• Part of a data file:
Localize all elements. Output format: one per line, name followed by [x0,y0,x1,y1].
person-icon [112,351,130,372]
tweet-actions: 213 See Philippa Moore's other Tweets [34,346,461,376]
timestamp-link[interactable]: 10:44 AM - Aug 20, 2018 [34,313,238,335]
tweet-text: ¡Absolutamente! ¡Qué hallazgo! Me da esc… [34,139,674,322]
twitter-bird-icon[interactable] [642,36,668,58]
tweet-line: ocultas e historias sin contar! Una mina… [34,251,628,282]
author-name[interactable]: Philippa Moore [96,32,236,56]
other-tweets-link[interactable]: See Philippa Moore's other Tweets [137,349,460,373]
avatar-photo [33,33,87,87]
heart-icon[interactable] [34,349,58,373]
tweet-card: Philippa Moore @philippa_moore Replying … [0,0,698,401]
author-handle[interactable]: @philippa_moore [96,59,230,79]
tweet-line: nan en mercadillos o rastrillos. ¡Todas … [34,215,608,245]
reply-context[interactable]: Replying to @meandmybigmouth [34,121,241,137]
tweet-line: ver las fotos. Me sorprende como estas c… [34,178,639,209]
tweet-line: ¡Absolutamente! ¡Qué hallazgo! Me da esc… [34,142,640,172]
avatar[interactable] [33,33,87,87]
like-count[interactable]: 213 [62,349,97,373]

• What you have to do:
Copy out the data above with every "tweet-line" changed to "text-row", leaving all other text untouched.

• Answer for this exercise:
Localize all elements. Output format: one per line, name followed by [x0,y0,x1,y1].
person-icon [112,351,130,372]
tweet-actions: 213 See Philippa Moore's other Tweets [34,346,461,376]
timestamp-link[interactable]: 10:44 AM - Aug 20, 2018 [34,313,238,335]
tweet-text: ¡Absolutamente! ¡Qué hallazgo! Me da esc… [34,139,674,322]
twitter-bird-icon[interactable] [642,36,668,58]
text-row: ocultas e historias sin contar! Una mina… [34,251,628,282]
author-name[interactable]: Philippa Moore [96,32,236,56]
other-tweets-link[interactable]: See Philippa Moore's other Tweets [137,349,460,373]
avatar-photo [33,33,87,87]
heart-icon[interactable] [34,349,58,373]
tweet-card: Philippa Moore @philippa_moore Replying … [0,0,698,401]
author-handle[interactable]: @philippa_moore [96,59,230,79]
text-row: nan en mercadillos o rastrillos. ¡Todas … [34,215,608,245]
reply-context[interactable]: Replying to @meandmybigmouth [34,121,241,137]
text-row: ver las fotos. Me sorprende como estas c… [34,178,639,209]
text-row: ¡Absolutamente! ¡Qué hallazgo! Me da esc… [34,142,640,172]
avatar[interactable] [33,33,87,87]
like-count[interactable]: 213 [62,349,97,373]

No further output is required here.